(Task instructions) Spot each line in the records below where the word "ylabel" occurs, then copy it.

(Given data)
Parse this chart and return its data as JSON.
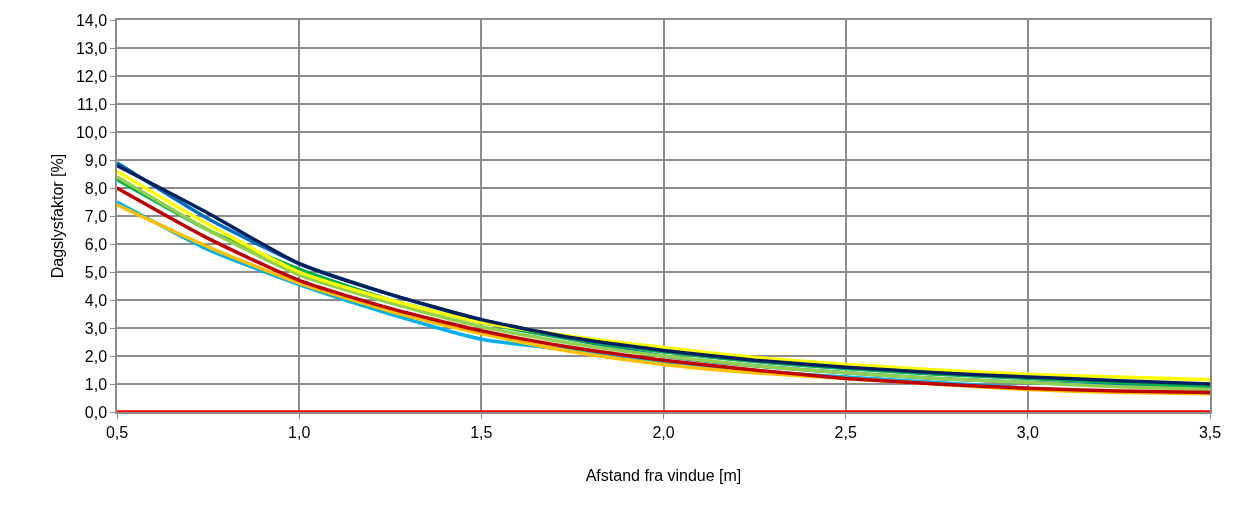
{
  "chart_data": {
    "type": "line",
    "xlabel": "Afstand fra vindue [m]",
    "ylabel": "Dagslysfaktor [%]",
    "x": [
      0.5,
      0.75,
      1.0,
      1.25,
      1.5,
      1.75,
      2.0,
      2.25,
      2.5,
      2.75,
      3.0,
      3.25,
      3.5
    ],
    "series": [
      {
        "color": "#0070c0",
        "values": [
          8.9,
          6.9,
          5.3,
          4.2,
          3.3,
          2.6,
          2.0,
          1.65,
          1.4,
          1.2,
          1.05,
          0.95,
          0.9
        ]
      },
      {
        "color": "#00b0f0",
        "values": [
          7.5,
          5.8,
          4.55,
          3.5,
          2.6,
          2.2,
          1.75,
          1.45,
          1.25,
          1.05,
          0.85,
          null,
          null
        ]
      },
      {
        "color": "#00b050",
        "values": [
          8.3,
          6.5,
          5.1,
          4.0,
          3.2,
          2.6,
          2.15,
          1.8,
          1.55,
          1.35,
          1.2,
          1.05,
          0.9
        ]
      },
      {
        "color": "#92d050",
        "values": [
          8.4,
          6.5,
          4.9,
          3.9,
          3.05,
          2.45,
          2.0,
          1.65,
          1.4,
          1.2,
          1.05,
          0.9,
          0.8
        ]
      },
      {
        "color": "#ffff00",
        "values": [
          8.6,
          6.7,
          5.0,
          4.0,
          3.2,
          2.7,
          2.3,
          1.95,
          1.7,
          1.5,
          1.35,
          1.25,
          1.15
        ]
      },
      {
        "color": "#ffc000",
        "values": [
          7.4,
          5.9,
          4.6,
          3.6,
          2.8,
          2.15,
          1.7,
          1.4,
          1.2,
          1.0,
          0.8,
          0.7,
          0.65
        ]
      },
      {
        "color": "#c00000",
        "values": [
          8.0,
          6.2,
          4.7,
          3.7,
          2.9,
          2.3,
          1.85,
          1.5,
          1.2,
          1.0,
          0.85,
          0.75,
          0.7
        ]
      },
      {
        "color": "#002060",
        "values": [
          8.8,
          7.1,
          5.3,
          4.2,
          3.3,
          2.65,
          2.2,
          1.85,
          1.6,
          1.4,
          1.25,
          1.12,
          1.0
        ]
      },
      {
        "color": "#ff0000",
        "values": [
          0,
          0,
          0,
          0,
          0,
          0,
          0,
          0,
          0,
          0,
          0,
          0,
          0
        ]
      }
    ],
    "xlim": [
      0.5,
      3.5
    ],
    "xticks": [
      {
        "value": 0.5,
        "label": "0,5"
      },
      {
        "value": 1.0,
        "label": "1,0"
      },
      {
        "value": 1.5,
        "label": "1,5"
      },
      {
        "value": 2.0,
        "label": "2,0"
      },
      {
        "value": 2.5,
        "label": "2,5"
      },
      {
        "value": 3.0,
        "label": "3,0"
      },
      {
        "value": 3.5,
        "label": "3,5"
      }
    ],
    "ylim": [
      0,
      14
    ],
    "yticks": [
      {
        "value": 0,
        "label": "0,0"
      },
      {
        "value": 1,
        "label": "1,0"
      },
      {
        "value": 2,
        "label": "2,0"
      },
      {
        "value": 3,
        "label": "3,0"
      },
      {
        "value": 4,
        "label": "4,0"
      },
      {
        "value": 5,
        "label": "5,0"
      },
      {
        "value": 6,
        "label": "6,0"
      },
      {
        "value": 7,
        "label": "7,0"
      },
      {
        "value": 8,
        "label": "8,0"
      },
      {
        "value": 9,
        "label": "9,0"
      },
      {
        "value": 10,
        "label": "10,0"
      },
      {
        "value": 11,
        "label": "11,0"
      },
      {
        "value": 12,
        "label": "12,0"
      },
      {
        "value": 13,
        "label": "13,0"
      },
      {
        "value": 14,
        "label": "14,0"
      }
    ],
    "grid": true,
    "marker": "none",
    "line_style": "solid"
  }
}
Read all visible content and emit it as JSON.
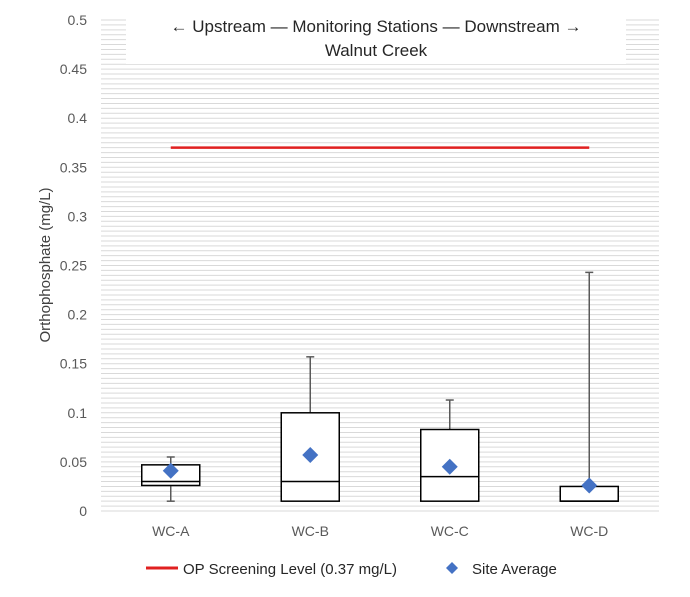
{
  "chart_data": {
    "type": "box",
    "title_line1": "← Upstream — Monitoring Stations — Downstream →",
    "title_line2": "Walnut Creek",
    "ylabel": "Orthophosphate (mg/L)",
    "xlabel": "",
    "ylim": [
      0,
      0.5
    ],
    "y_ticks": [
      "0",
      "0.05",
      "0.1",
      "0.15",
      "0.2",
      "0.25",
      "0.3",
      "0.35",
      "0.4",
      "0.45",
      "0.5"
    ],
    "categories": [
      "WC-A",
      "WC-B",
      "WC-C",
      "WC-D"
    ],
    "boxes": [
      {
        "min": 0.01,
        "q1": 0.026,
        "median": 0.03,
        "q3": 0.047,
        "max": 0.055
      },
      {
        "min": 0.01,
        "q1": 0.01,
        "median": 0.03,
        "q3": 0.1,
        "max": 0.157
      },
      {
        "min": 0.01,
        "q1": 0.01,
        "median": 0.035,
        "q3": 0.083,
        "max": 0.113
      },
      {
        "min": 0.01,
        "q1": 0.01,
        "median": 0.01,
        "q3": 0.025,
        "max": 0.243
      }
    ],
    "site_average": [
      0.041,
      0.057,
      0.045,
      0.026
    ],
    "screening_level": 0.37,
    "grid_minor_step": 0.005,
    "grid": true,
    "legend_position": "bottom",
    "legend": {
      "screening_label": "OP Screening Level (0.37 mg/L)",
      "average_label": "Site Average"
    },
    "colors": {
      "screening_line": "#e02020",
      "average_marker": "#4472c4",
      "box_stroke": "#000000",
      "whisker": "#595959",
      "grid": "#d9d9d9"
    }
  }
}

(Answer)
    "ylabel": "Dagslysfaktor [%]",
    "ylabel": "Orthophosphate (mg/L)",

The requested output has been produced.